DIRECTIONS:
List each line in which the string "trying" appears.

Data records:
————
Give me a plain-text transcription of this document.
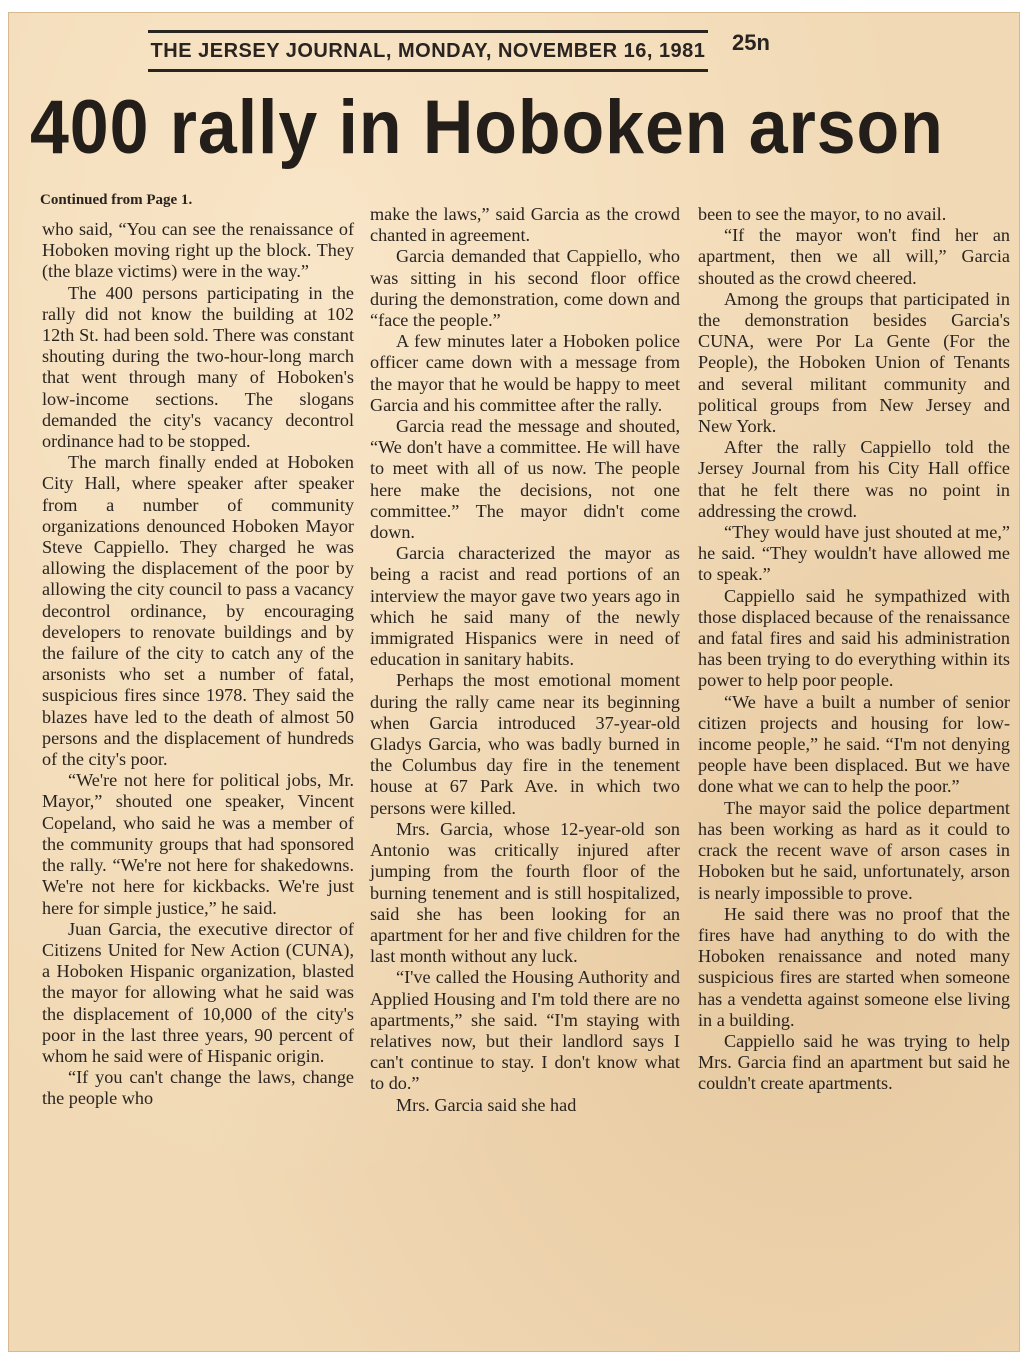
THE JERSEY JOURNAL, MONDAY, NOVEMBER 16, 1981 25n
400 rally in Hoboken arson
Continued from Page 1.

who said, “You can see the renaissance of Hoboken moving right up the block. They (the blaze victims) were in the way.”

The 400 persons participating in the rally did not know the building at 102 12th St. had been sold. There was constant shouting during the two-hour-long march that went through many of Hoboken's low-income sections. The slogans demanded the city's vacancy decontrol ordinance had to be stopped.

The march finally ended at Hoboken City Hall, where speaker after speaker from a number of community organizations denounced Hoboken Mayor Steve Cappiello. They charged he was allowing the displacement of the poor by allowing the city council to pass a vacancy decontrol ordinance, by encouraging developers to renovate buildings and by the failure of the city to catch any of the arsonists who set a number of fatal, suspicious fires since 1978. They said the blazes have led to the death of almost 50 persons and the displacement of hundreds of the city's poor.

“We're not here for political jobs, Mr. Mayor,” shouted one speaker, Vincent Copeland, who said he was a member of the community groups that had sponsored the rally. “We're not here for shakedowns. We're not here for kickbacks. We're just here for simple justice,” he said.

Juan Garcia, the executive director of Citizens United for New Action (CUNA), a Hoboken Hispanic organization, blasted the mayor for allowing what he said was the displacement of 10,000 of the city's poor in the last three years, 90 percent of whom he said were of Hispanic origin.

“If you can't change the laws, change the people who

make the laws,” said Garcia as the crowd chanted in agreement.

Garcia demanded that Cappiello, who was sitting in his second floor office during the demonstration, come down and “face the people.”

A few minutes later a Hoboken police officer came down with a message from the mayor that he would be happy to meet Garcia and his committee after the rally.

Garcia read the message and shouted, “We don't have a committee. He will have to meet with all of us now. The people here make the decisions, not one committee.” The mayor didn't come down.

Garcia characterized the mayor as being a racist and read portions of an interview the mayor gave two years ago in which he said many of the newly immigrated Hispanics were in need of education in sanitary habits.

Perhaps the most emotional moment during the rally came near its beginning when Garcia introduced 37-year-old Gladys Garcia, who was badly burned in the Columbus day fire in the tenement house at 67 Park Ave. in which two persons were killed.

Mrs. Garcia, whose 12-year-old son Antonio was critically injured after jumping from the fourth floor of the burning tenement and is still hospitalized, said she has been looking for an apartment for her and five children for the last month without any luck.

“I've called the Housing Authority and Applied Housing and I'm told there are no apartments,” she said. “I'm staying with relatives now, but their landlord says I can't continue to stay. I don't know what to do.”

Mrs. Garcia said she had

been to see the mayor, to no avail.

“If the mayor won't find her an apartment, then we all will,” Garcia shouted as the crowd cheered.

Among the groups that participated in the demonstration besides Garcia's CUNA, were Por La Gente (For the People), the Hoboken Union of Tenants and several militant community and political groups from New Jersey and New York.

After the rally Cappiello told the Jersey Journal from his City Hall office that he felt there was no point in addressing the crowd.

“They would have just shouted at me,” he said. “They wouldn't have allowed me to speak.”

Cappiello said he sympathized with those displaced because of the renaissance and fatal fires and said his administration has been trying to do everything within its power to help poor people.

“We have a built a number of senior citizen projects and housing for low-income people,” he said. “I'm not denying people have been displaced. But we have done what we can to help the poor.”

The mayor said the police department has been working as hard as it could to crack the recent wave of arson cases in Hoboken but he said, unfortunately, arson is nearly impossible to prove.

He said there was no proof that the fires have had anything to do with the Hoboken renaissance and noted many suspicious fires are started when someone has a vendetta against someone else living in a building.

Cappiello said he was trying to help Mrs. Garcia find an apartment but said he couldn't create apartments.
————
RESPONSE:
Cappiello said he sympathized with those displaced because of the renaissance and fatal fires and said his administration has been trying to do everything within its power to help poor people.
Cappiello said he was trying to help Mrs. Garcia find an apartment but said he couldn't create apartments.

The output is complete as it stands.